### RECORDS TO USE

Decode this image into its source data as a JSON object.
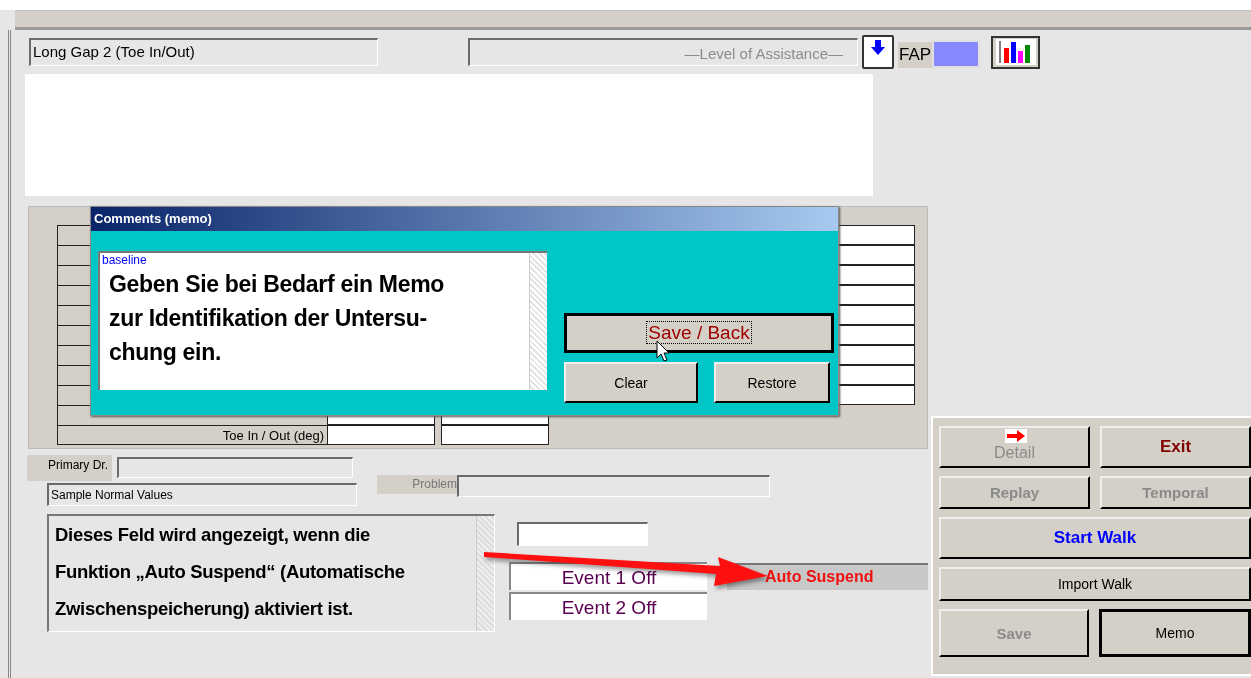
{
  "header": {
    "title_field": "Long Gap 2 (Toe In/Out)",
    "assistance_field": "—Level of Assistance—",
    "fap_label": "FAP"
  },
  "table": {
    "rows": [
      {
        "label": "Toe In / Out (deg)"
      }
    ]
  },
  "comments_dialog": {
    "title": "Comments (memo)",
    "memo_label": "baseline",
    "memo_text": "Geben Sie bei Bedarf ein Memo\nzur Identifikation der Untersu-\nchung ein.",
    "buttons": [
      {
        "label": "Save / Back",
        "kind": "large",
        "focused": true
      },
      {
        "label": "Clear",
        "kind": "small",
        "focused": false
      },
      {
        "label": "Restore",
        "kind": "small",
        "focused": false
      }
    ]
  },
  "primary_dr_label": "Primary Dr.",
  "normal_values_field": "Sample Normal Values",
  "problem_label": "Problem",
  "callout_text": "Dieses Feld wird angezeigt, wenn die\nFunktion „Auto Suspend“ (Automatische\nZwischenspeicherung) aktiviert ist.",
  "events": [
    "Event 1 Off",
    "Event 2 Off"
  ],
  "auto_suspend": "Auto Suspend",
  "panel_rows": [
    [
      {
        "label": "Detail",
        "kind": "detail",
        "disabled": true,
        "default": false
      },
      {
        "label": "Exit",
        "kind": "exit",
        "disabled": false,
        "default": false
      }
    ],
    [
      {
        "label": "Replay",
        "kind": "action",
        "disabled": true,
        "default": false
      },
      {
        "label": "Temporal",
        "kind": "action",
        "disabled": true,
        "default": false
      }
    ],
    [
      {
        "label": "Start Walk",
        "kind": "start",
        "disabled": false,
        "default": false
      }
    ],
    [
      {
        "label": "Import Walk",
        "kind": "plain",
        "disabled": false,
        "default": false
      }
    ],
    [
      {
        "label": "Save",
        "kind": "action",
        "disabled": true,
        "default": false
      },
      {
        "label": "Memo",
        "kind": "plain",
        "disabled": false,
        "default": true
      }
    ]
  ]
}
--
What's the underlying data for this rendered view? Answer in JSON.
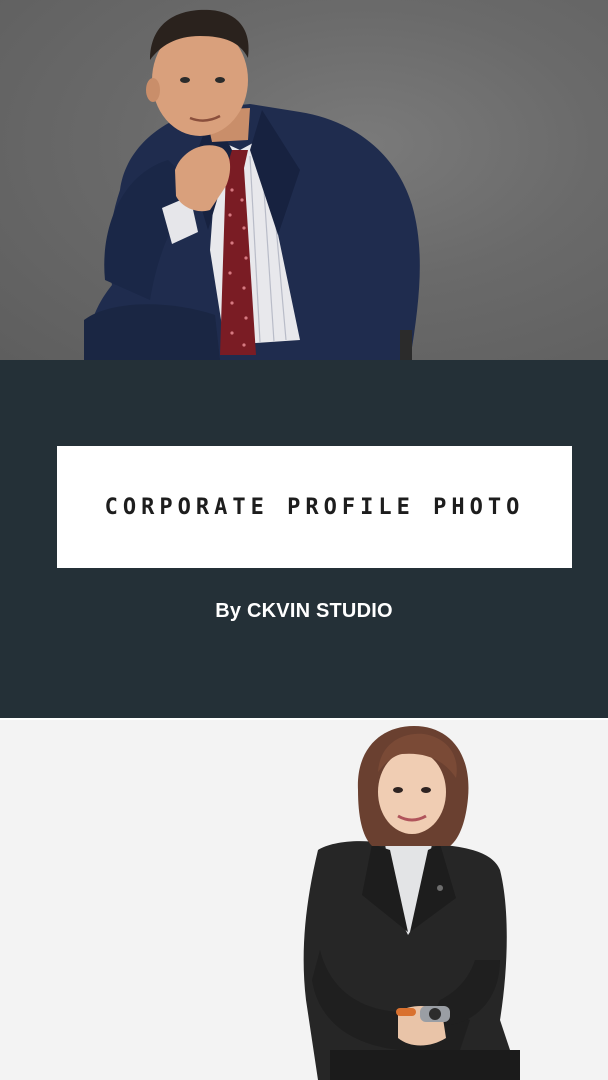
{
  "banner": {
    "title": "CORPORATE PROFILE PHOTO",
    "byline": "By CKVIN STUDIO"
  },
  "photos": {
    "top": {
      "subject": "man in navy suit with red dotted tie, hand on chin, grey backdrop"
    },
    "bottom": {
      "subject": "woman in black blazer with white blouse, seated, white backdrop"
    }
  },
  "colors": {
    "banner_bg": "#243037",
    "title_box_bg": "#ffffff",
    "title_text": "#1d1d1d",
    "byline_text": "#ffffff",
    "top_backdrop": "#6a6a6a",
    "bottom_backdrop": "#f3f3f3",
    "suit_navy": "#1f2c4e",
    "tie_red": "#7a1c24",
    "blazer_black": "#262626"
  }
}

### WHAT IS EXPECTED
Give only the count of lines in which the string "Suspend" appears.

### FINAL ANSWER
2